_SUPPLIED RECORDS_:
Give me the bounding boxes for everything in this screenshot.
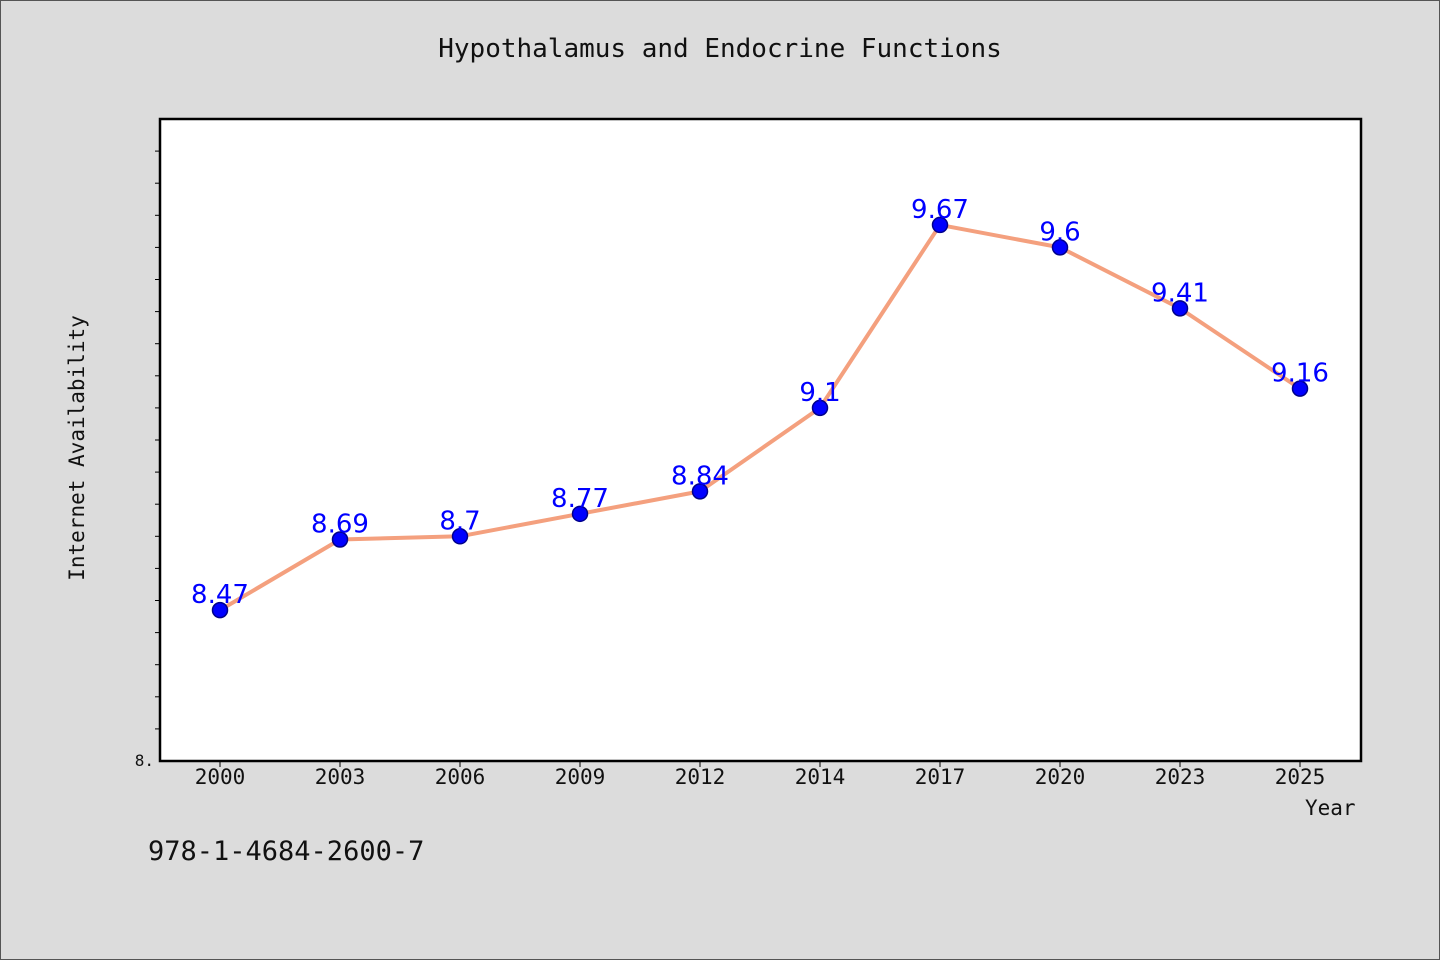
- x-tick-label: 2023: [1155, 765, 1206, 789]
- data-label: 8.69: [311, 510, 369, 540]
- data-label: 9.1: [799, 378, 840, 408]
- data-point: [211, 601, 229, 619]
- x-tick-label: 2025: [1275, 765, 1326, 789]
- x-tick-label: 2009: [555, 765, 606, 789]
- data-label: 9.6: [1039, 217, 1080, 247]
- y-axis-ticks: 8.: [135, 150, 160, 770]
- data-label: 8.77: [551, 484, 609, 514]
- y-tick-label: 8.: [135, 751, 154, 770]
- plot-area: [158, 117, 1363, 763]
- x-tick-label: 2003: [315, 765, 366, 789]
- x-tick-label: 2020: [1035, 765, 1086, 789]
- data-label: 8.84: [671, 461, 729, 491]
- x-tick-label: 2017: [915, 765, 966, 789]
- isbn-label: 978-1-4684-2600-7: [148, 836, 425, 867]
- data-point: [331, 531, 349, 548]
- data-label: 8.7: [439, 506, 480, 536]
- data-label: 8.47: [191, 580, 249, 610]
- x-tick-label: 2014: [795, 765, 846, 789]
- data-point: [1291, 380, 1309, 397]
- x-tick-label: 2006: [435, 765, 486, 789]
- data-point: [691, 483, 709, 500]
- data-labels: 8.47 8.69 8.7 8.77 8.84 9.1 9.67 9.6 9.41 9.16: [191, 195, 1329, 610]
- data-label: 9.67: [911, 195, 969, 225]
- series-line: [218, 222, 1302, 612]
- x-axis-label: Year: [1305, 796, 1356, 820]
- data-point: [1171, 300, 1189, 317]
- x-tick-label: 2012: [675, 765, 726, 789]
- x-axis-ticks: 2000 2003 2006 2009 2012 2014 2017 2020 2023 2025: [195, 761, 1326, 789]
- data-points: [211, 216, 1309, 619]
- data-point: [451, 528, 469, 545]
- data-point: [571, 505, 589, 523]
- data-point: [811, 399, 829, 417]
- data-label: 9.16: [1271, 359, 1329, 389]
- data-point: [1051, 239, 1069, 256]
- data-label: 9.41: [1151, 278, 1209, 308]
- chart-title: Hypothalamus and Endocrine Functions: [438, 34, 1002, 64]
- data-point: [931, 216, 949, 234]
- x-tick-label: 2000: [195, 765, 246, 789]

_WORK TO BE COMPLETED_: Can you reproduce, character for character, the lines of the records starting at the line containing "- x-tick-label: 2023: [1155, 765, 1206, 789]" and ending at the line containing "- data-label: 9.41: [1151, 278, 1209, 308]", including both of those lines?

_FINAL RESULT_:
- x-tick-label: 2023: [1155, 765, 1206, 789]
- data-label: 8.69: [311, 510, 369, 540]
- data-label: 9.1: [799, 378, 840, 408]
- data-point: [211, 601, 229, 619]
- x-tick-label: 2025: [1275, 765, 1326, 789]
- x-tick-label: 2009: [555, 765, 606, 789]
- data-label: 9.6: [1039, 217, 1080, 247]
- y-axis-ticks: 8.: [135, 150, 160, 770]
- data-label: 8.77: [551, 484, 609, 514]
- y-tick-label: 8.: [135, 751, 154, 770]
- plot-area: [158, 117, 1363, 763]
- x-tick-label: 2003: [315, 765, 366, 789]
- x-tick-label: 2020: [1035, 765, 1086, 789]
- data-label: 8.84: [671, 461, 729, 491]
- x-tick-label: 2017: [915, 765, 966, 789]
- isbn-label: 978-1-4684-2600-7: [148, 836, 425, 867]
- data-point: [331, 531, 349, 548]
- data-label: 8.7: [439, 506, 480, 536]
- data-label: 8.47: [191, 580, 249, 610]
- x-tick-label: 2014: [795, 765, 846, 789]
- data-point: [1291, 380, 1309, 397]
- x-tick-label: 2006: [435, 765, 486, 789]
- data-point: [691, 483, 709, 500]
- data-labels: 8.47 8.69 8.7 8.77 8.84 9.1 9.67 9.6 9.41 9.16: [191, 195, 1329, 610]
- data-label: 9.67: [911, 195, 969, 225]
- series-line: [218, 222, 1302, 612]
- x-axis-label: Year: [1305, 796, 1356, 820]
- data-point: [1171, 300, 1189, 317]
- x-tick-label: 2012: [675, 765, 726, 789]
- x-axis-ticks: 2000 2003 2006 2009 2012 2014 2017 2020 2023 2025: [195, 761, 1326, 789]
- data-points: [211, 216, 1309, 619]
- data-point: [451, 528, 469, 545]
- data-point: [571, 505, 589, 523]
- data-point: [811, 399, 829, 417]
- data-label: 9.16: [1271, 359, 1329, 389]
- data-point: [1051, 239, 1069, 256]
- data-label: 9.41: [1151, 278, 1209, 308]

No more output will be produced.